STATED EXERCISE: Find each line with "background" and copy it.

— Begin —

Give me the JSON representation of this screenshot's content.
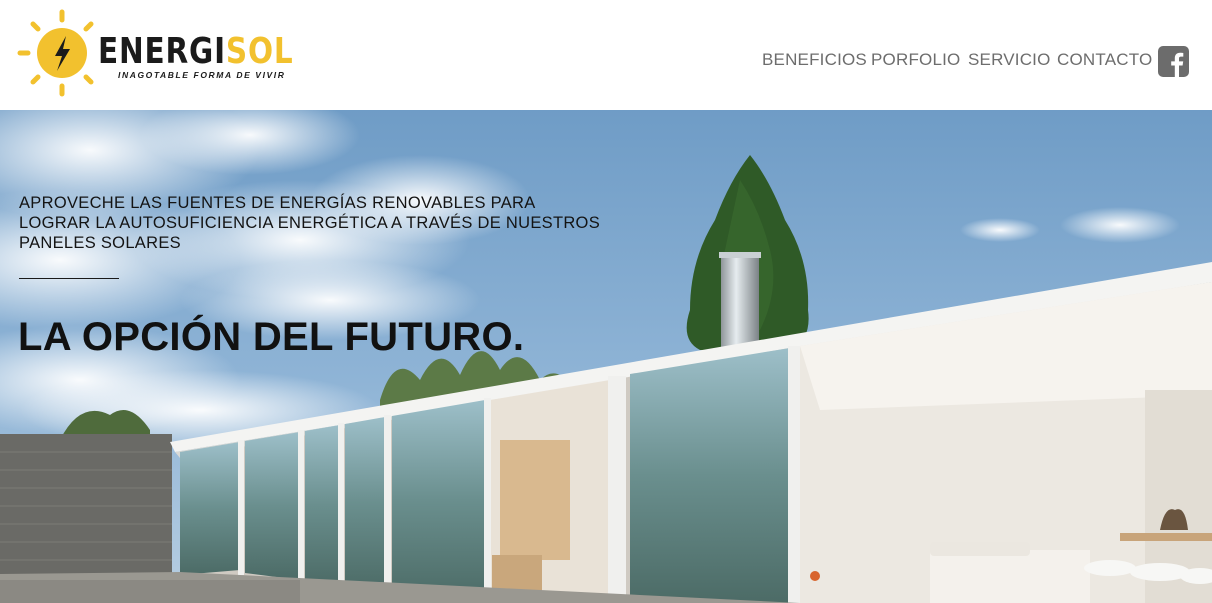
{
  "brand": {
    "name_part1": "ENERGI",
    "name_part2": "SOL",
    "tagline": "INAGOTABLE FORMA DE VIVIR",
    "logo_icon": "sun-bolt-icon",
    "colors": {
      "accent": "#f2c12e",
      "dark": "#1b1b1b"
    }
  },
  "nav": {
    "items": [
      {
        "label": "BENEFICIOS"
      },
      {
        "label": "PORFOLIO"
      },
      {
        "label": "SERVICIO"
      },
      {
        "label": "CONTACTO"
      }
    ],
    "social_icon": "facebook-icon",
    "link_color": "#6d6d6d"
  },
  "hero": {
    "subtitle": "APROVECHE LAS FUENTES DE ENERGÍAS RENOVABLES PARA LOGRAR LA AUTOSUFICIENCIA ENERGÉTICA A TRAVÉS DE NUESTROS PANELES SOLARES",
    "title": "LA OPCIÓN DEL FUTURO.",
    "background": "modern-house-photo"
  }
}
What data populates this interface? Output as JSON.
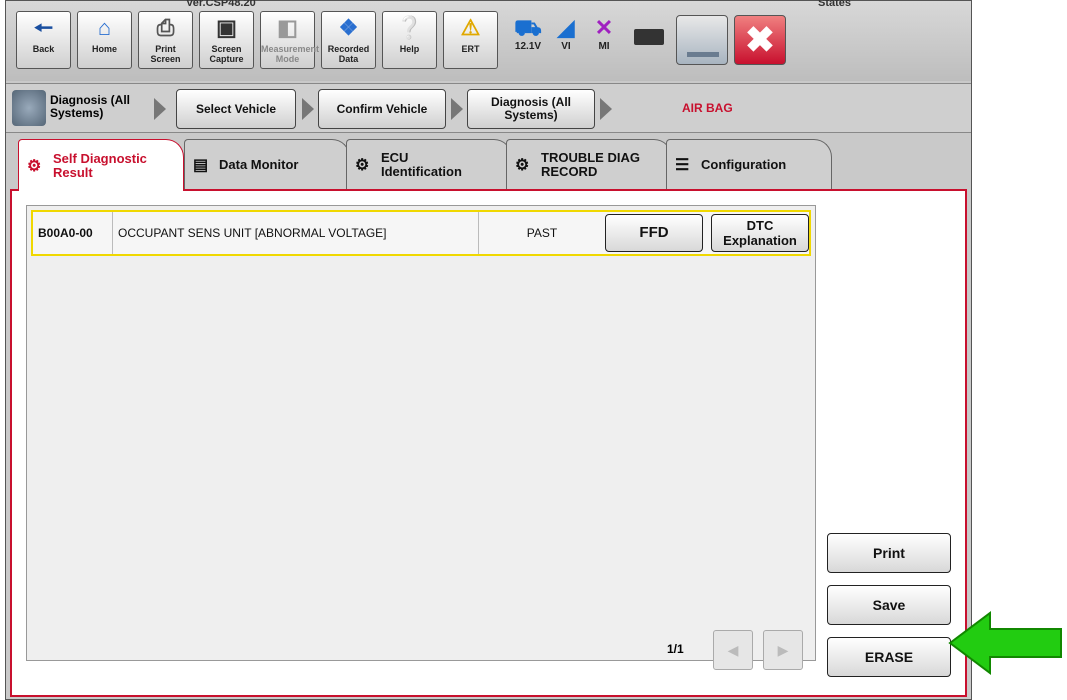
{
  "toolbar": {
    "version_label": "Ver.CSP48.20",
    "states_label": "States",
    "buttons": [
      {
        "label": "Back",
        "icon": "back-arrow"
      },
      {
        "label": "Home",
        "icon": "home"
      },
      {
        "label": "Print Screen",
        "icon": "printer"
      },
      {
        "label": "Screen Capture",
        "icon": "camera"
      },
      {
        "label": "Measurement Mode",
        "icon": "gauge"
      },
      {
        "label": "Recorded Data",
        "icon": "recorded-data"
      },
      {
        "label": "Help",
        "icon": "question"
      },
      {
        "label": "ERT",
        "icon": "warning"
      }
    ],
    "status": [
      {
        "label": "12.1V",
        "icon": "car"
      },
      {
        "label": "VI",
        "icon": "signal"
      },
      {
        "label": "MI",
        "icon": "x-mark"
      }
    ]
  },
  "breadcrumb": {
    "current": "Diagnosis (All Systems)",
    "steps": [
      "Select Vehicle",
      "Confirm Vehicle",
      "Diagnosis (All Systems)"
    ],
    "system": "AIR BAG"
  },
  "tabs": [
    "Self Diagnostic Result",
    "Data Monitor",
    "ECU Identification",
    "TROUBLE DIAG RECORD",
    "Configuration"
  ],
  "dtc": {
    "code": "B00A0-00",
    "description": "OCCUPANT SENS UNIT [ABNORMAL VOLTAGE]",
    "status": "PAST",
    "ffd_label": "FFD",
    "explanation_label": "DTC Explanation"
  },
  "pager": {
    "page": "1/1"
  },
  "actions": {
    "print": "Print",
    "save": "Save",
    "erase": "ERASE"
  },
  "colors": {
    "accent": "#c8102e",
    "highlight": "#f0d800",
    "arrow": "#22cc11"
  }
}
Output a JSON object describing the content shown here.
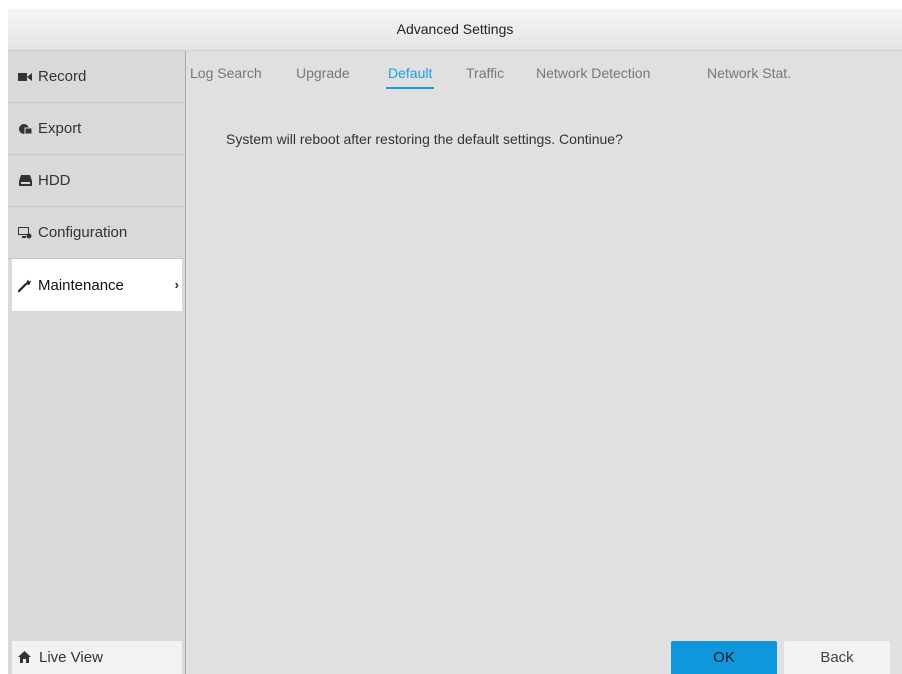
{
  "window": {
    "title": "Advanced Settings"
  },
  "sidebar": {
    "items": [
      {
        "label": "Record",
        "icon": "video-camera-icon"
      },
      {
        "label": "Export",
        "icon": "export-icon"
      },
      {
        "label": "HDD",
        "icon": "hdd-icon"
      },
      {
        "label": "Configuration",
        "icon": "configuration-icon"
      },
      {
        "label": "Maintenance",
        "icon": "wrench-icon",
        "active": true,
        "chevron": "›"
      }
    ],
    "live_view": {
      "label": "Live View",
      "icon": "home-icon"
    }
  },
  "tabs": [
    {
      "label": "Log Search"
    },
    {
      "label": "Upgrade"
    },
    {
      "label": "Default",
      "active": true
    },
    {
      "label": "Traffic"
    },
    {
      "label": "Network Detection"
    },
    {
      "label": "Network Stat."
    }
  ],
  "main": {
    "message": "System will reboot after restoring the default settings. Continue?"
  },
  "buttons": {
    "ok_label": "OK",
    "back_label": "Back"
  },
  "colors": {
    "accent": "#1aa0e0",
    "ok_button": "#0e97db",
    "background": "#e0e0e0"
  }
}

— End —

RESPONSE:
    "background": "modern-house-photo"
    "background": "#e0e0e0"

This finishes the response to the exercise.